-- START Dataset --

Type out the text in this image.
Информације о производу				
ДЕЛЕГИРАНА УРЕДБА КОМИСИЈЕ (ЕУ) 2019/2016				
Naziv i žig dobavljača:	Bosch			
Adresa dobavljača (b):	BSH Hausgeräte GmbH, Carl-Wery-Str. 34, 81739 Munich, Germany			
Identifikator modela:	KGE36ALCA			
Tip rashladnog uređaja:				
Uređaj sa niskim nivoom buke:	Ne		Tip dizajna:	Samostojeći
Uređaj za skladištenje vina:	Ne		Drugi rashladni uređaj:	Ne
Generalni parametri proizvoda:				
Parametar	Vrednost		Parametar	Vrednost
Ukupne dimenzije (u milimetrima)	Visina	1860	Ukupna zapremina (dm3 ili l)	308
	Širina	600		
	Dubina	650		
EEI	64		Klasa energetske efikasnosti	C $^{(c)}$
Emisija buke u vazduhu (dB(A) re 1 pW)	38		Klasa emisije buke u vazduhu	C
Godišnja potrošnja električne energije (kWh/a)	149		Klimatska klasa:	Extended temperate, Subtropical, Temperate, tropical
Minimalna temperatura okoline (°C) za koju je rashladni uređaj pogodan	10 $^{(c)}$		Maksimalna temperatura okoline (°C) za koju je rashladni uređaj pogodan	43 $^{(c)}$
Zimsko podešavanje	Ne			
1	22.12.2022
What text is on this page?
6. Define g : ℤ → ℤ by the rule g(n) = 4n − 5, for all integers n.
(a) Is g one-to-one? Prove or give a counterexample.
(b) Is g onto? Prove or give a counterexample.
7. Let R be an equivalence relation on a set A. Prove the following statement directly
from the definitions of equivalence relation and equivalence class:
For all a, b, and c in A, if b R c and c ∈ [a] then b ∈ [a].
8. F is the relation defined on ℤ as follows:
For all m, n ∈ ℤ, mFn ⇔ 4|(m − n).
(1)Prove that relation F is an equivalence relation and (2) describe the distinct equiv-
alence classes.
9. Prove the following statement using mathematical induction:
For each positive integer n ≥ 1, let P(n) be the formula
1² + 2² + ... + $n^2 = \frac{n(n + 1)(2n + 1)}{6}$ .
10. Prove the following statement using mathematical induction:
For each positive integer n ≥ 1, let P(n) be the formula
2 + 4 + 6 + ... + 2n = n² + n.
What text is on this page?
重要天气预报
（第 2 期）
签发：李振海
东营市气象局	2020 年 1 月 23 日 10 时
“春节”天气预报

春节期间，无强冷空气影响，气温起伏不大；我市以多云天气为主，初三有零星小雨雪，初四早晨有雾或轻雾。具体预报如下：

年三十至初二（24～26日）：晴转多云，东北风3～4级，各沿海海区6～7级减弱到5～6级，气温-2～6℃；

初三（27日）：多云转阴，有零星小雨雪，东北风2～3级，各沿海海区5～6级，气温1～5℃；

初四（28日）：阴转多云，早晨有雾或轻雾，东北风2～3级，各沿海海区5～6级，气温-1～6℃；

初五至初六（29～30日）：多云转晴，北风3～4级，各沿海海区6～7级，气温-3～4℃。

-- END Dataset --

**Objective**
Go through the entries and return each line where the word "equivalence" appears.

**Answer to the task**
7. Let R be an equivalence relation on a set A. Prove the following statement directly
from the definitions of equivalence relation and equivalence class:
(1)Prove that relation F is an equivalence relation and (2) describe the distinct equiv-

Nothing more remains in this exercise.